** Work instructions **
Go through the listing and write out all of it exactly.

** Working data **
-*-*-
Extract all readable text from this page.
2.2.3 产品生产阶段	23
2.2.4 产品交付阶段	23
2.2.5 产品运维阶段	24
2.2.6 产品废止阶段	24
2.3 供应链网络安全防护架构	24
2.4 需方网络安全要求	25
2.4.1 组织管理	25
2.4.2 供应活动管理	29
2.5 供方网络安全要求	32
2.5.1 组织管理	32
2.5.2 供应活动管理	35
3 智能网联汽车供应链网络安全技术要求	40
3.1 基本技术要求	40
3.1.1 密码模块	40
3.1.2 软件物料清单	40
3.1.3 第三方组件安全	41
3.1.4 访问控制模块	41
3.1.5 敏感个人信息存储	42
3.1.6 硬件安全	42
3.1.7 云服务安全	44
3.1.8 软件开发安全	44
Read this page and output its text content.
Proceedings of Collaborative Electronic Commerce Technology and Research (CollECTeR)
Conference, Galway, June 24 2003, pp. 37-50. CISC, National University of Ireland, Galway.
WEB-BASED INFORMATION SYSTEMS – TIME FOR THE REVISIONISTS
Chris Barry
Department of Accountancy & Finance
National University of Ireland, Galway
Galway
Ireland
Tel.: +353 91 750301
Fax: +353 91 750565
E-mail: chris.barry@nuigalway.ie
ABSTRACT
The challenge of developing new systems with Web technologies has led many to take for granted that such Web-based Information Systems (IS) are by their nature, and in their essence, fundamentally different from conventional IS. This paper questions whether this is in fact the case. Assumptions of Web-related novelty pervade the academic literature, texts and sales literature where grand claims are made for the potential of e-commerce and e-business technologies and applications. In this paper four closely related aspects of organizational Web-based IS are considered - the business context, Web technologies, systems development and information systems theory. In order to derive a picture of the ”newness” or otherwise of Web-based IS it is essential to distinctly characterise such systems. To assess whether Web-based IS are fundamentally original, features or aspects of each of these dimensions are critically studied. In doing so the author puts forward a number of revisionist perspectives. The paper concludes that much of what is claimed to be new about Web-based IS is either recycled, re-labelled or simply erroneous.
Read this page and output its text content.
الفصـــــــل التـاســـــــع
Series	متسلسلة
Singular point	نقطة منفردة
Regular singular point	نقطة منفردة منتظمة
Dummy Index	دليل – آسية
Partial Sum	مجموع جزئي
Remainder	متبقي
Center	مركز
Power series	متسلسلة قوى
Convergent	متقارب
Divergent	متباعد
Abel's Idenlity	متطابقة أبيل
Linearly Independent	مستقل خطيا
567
-*-*-
** The result **
Extract all readable text from this page.
2.2.3 产品生产阶段	23
2.2.4 产品交付阶段	23
2.2.5 产品运维阶段	24
2.2.6 产品废止阶段	24
2.3 供应链网络安全防护架构	24
2.4 需方网络安全要求	25
2.4.1 组织管理	25
2.4.2 供应活动管理	29
2.5 供方网络安全要求	32
2.5.1 组织管理	32
2.5.2 供应活动管理	35
3 智能网联汽车供应链网络安全技术要求	40
3.1 基本技术要求	40
3.1.1 密码模块	40
3.1.2 软件物料清单	40
3.1.3 第三方组件安全	41
3.1.4 访问控制模块	41
3.1.5 敏感个人信息存储	42
3.1.6 硬件安全	42
3.1.7 云服务安全	44
3.1.8 软件开发安全	44
Read this page and output its text content.
Proceedings of Collaborative Electronic Commerce Technology and Research (CollECTeR)
Conference, Galway, June 24 2003, pp. 37-50. CISC, National University of Ireland, Galway.
WEB-BASED INFORMATION SYSTEMS – TIME FOR THE REVISIONISTS
Chris Barry
Department of Accountancy & Finance
National University of Ireland, Galway
Galway
Ireland
Tel.: +353 91 750301
Fax: +353 91 750565
E-mail: chris.barry@nuigalway.ie
ABSTRACT
The challenge of developing new systems with Web technologies has led many to take for granted that such Web-based Information Systems (IS) are by their nature, and in their essence, fundamentally different from conventional IS. This paper questions whether this is in fact the case. Assumptions of Web-related novelty pervade the academic literature, texts and sales literature where grand claims are made for the potential of e-commerce and e-business technologies and applications. In this paper four closely related aspects of organizational Web-based IS are considered - the business context, Web technologies, systems development and information systems theory. In order to derive a picture of the ”newness” or otherwise of Web-based IS it is essential to distinctly characterise such systems. To assess whether Web-based IS are fundamentally original, features or aspects of each of these dimensions are critically studied. In doing so the author puts forward a number of revisionist perspectives. The paper concludes that much of what is claimed to be new about Web-based IS is either recycled, re-labelled or simply erroneous.
Read this page and output its text content.
الفصـــــــل التـاســـــــع
Series	متسلسلة
Singular point	نقطة منفردة
Regular singular point	نقطة منفردة منتظمة
Dummy Index	دليل – آسية
Partial Sum	مجموع جزئي
Remainder	متبقي
Center	مركز
Power series	متسلسلة قوى
Convergent	متقارب
Divergent	متباعد
Abel's Idenlity	متطابقة أبيل
Linearly Independent	مستقل خطيا
567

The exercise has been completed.